(Stored data entries)

——————————

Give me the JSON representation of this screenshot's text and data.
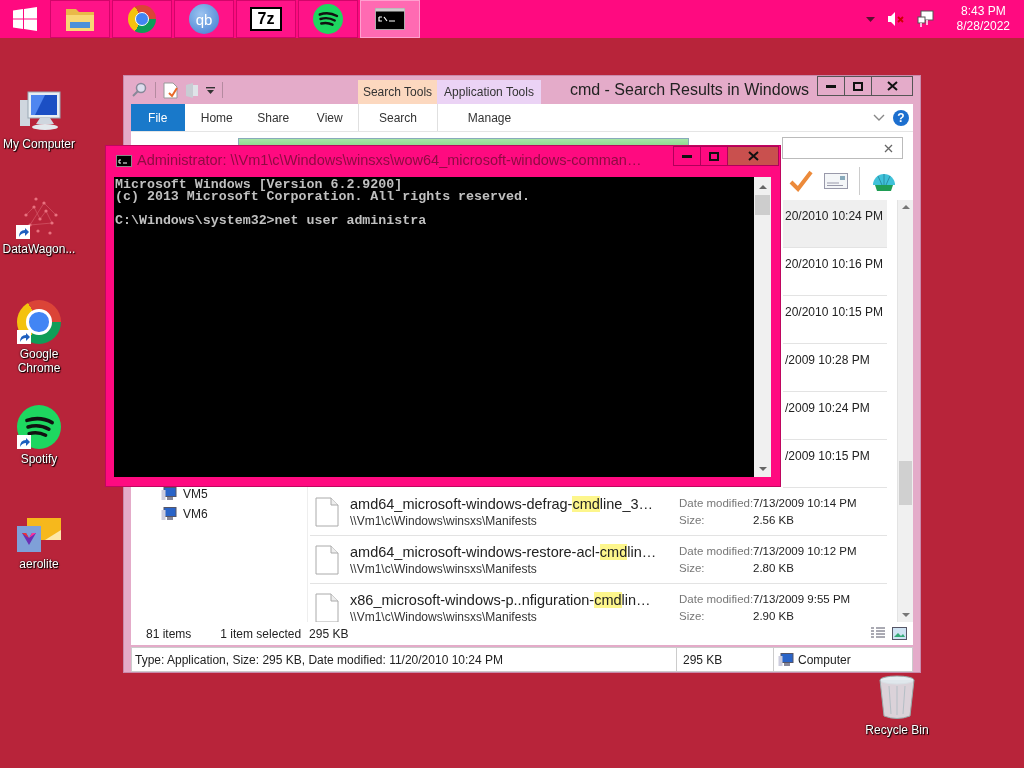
{
  "taskbar": {
    "apps": [
      {
        "kind": "folder",
        "selected": false
      },
      {
        "kind": "browser",
        "selected": false
      },
      {
        "kind": "torrent",
        "glyph": "qb",
        "selected": false
      },
      {
        "kind": "archive",
        "glyph": "7z",
        "selected": false
      },
      {
        "kind": "music",
        "selected": false
      },
      {
        "kind": "terminal",
        "selected": true
      }
    ],
    "clock": {
      "time": "8:43 PM",
      "date": "8/28/2022"
    }
  },
  "desktop_icons": [
    {
      "label": "My Computer",
      "kind": "computer",
      "shortcut": false
    },
    {
      "label": "DataWagon...",
      "kind": "scatter",
      "shortcut": true
    },
    {
      "label": "Google Chrome",
      "kind": "browser",
      "shortcut": true
    },
    {
      "label": "Spotify",
      "kind": "music",
      "shortcut": true
    },
    {
      "label": "aerolite",
      "kind": "image",
      "shortcut": false
    },
    {
      "label": "Recycle Bin",
      "kind": "trash",
      "shortcut": false
    }
  ],
  "explorer": {
    "title": "cmd - Search Results in Windows",
    "tool_tabs": [
      {
        "group": "Search Tools",
        "tab": "Search",
        "color": "#fcd8bf"
      },
      {
        "group": "Application Tools",
        "tab": "Manage",
        "color": "#ebd3f5"
      }
    ],
    "file_tab": "File",
    "tabs": [
      "Home",
      "Share",
      "View"
    ],
    "help": "?",
    "nav_items": [
      "VM5",
      "VM6"
    ],
    "results": [
      {
        "date_fragment": "20/2010 10:24 PM",
        "selected": true
      },
      {
        "date_fragment": "20/2010 10:16 PM",
        "selected": false
      },
      {
        "date_fragment": "20/2010 10:15 PM",
        "selected": false
      },
      {
        "date_fragment": "/2009 10:28 PM",
        "selected": false
      },
      {
        "date_fragment": "/2009 10:24 PM",
        "selected": false
      },
      {
        "date_fragment": "/2009 10:15 PM",
        "selected": false
      }
    ],
    "files": [
      {
        "name": [
          "amd64_microsoft-windows-defrag-",
          "cmd",
          "line_3…"
        ],
        "path": "\\\\Vm1\\c\\Windows\\winsxs\\Manifests",
        "date_label": "Date modified:",
        "date": "7/13/2009 10:14 PM",
        "size_label": "Size:",
        "size": "2.56 KB"
      },
      {
        "name": [
          "amd64_microsoft-windows-restore-acl-",
          "cmd",
          "lin…"
        ],
        "path": "\\\\Vm1\\c\\Windows\\winsxs\\Manifests",
        "date_label": "Date modified:",
        "date": "7/13/2009 10:12 PM",
        "size_label": "Size:",
        "size": "2.80 KB"
      },
      {
        "name": [
          "x86_microsoft-windows-p..nfiguration-",
          "cmd",
          "lin…"
        ],
        "path": "\\\\Vm1\\c\\Windows\\winsxs\\Manifests",
        "date_label": "Date modified:",
        "date": "7/13/2009 9:55 PM",
        "size_label": "Size:",
        "size": "2.90 KB"
      }
    ],
    "status": {
      "count": "81 items",
      "selection": "1 item selected",
      "selection_size": "295 KB"
    },
    "details_bar": {
      "info": "Type: Application, Size: 295 KB, Date modified: 11/20/2010 10:24 PM",
      "size": "295 KB",
      "location": "Computer"
    }
  },
  "cmd": {
    "title": "Administrator: \\\\Vm1\\c\\Windows\\winsxs\\wow64_microsoft-windows-comman…",
    "console": [
      [
        "Microsoft Windows [Version 6.2.9200]",
        "(c) 2013 Microsoft Corporation. All rights reserved."
      ],
      [
        "C:\\Windows\\system32>net user administra"
      ]
    ]
  }
}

——————————

_INSTRUCTIONS TO FOLLOW:_ Output every entry verbatim. Pictures do not belong in the copy.

_SOLUTION:_
Give me the JSON representation of this screenshot's text and data.
{
  "taskbar": {
    "apps": [
      {
        "kind": "folder",
        "selected": false
      },
      {
        "kind": "browser",
        "selected": false
      },
      {
        "kind": "torrent",
        "glyph": "qb",
        "selected": false
      },
      {
        "kind": "archive",
        "glyph": "7z",
        "selected": false
      },
      {
        "kind": "music",
        "selected": false
      },
      {
        "kind": "terminal",
        "selected": true
      }
    ],
    "clock": {
      "time": "8:43 PM",
      "date": "8/28/2022"
    }
  },
  "desktop_icons": [
    {
      "label": "My Computer",
      "kind": "computer",
      "shortcut": false
    },
    {
      "label": "DataWagon...",
      "kind": "scatter",
      "shortcut": true
    },
    {
      "label": "Google Chrome",
      "kind": "browser",
      "shortcut": true
    },
    {
      "label": "Spotify",
      "kind": "music",
      "shortcut": true
    },
    {
      "label": "aerolite",
      "kind": "image",
      "shortcut": false
    },
    {
      "label": "Recycle Bin",
      "kind": "trash",
      "shortcut": false
    }
  ],
  "explorer": {
    "title": "cmd - Search Results in Windows",
    "tool_tabs": [
      {
        "group": "Search Tools",
        "tab": "Search",
        "color": "#fcd8bf"
      },
      {
        "group": "Application Tools",
        "tab": "Manage",
        "color": "#ebd3f5"
      }
    ],
    "file_tab": "File",
    "tabs": [
      "Home",
      "Share",
      "View"
    ],
    "help": "?",
    "nav_items": [
      "VM5",
      "VM6"
    ],
    "results": [
      {
        "date_fragment": "20/2010 10:24 PM",
        "selected": true
      },
      {
        "date_fragment": "20/2010 10:16 PM",
        "selected": false
      },
      {
        "date_fragment": "20/2010 10:15 PM",
        "selected": false
      },
      {
        "date_fragment": "/2009 10:28 PM",
        "selected": false
      },
      {
        "date_fragment": "/2009 10:24 PM",
        "selected": false
      },
      {
        "date_fragment": "/2009 10:15 PM",
        "selected": false
      }
    ],
    "files": [
      {
        "name": [
          "amd64_microsoft-windows-defrag-",
          "cmd",
          "line_3…"
        ],
        "path": "\\\\Vm1\\c\\Windows\\winsxs\\Manifests",
        "date_label": "Date modified:",
        "date": "7/13/2009 10:14 PM",
        "size_label": "Size:",
        "size": "2.56 KB"
      },
      {
        "name": [
          "amd64_microsoft-windows-restore-acl-",
          "cmd",
          "lin…"
        ],
        "path": "\\\\Vm1\\c\\Windows\\winsxs\\Manifests",
        "date_label": "Date modified:",
        "date": "7/13/2009 10:12 PM",
        "size_label": "Size:",
        "size": "2.80 KB"
      },
      {
        "name": [
          "x86_microsoft-windows-p..nfiguration-",
          "cmd",
          "lin…"
        ],
        "path": "\\\\Vm1\\c\\Windows\\winsxs\\Manifests",
        "date_label": "Date modified:",
        "date": "7/13/2009 9:55 PM",
        "size_label": "Size:",
        "size": "2.90 KB"
      }
    ],
    "status": {
      "count": "81 items",
      "selection": "1 item selected",
      "selection_size": "295 KB"
    },
    "details_bar": {
      "info": "Type: Application, Size: 295 KB, Date modified: 11/20/2010 10:24 PM",
      "size": "295 KB",
      "location": "Computer"
    }
  },
  "cmd": {
    "title": "Administrator: \\\\Vm1\\c\\Windows\\winsxs\\wow64_microsoft-windows-comman…",
    "console": [
      [
        "Microsoft Windows [Version 6.2.9200]",
        "(c) 2013 Microsoft Corporation. All rights reserved."
      ],
      [
        "C:\\Windows\\system32>net user administra"
      ]
    ]
  }
}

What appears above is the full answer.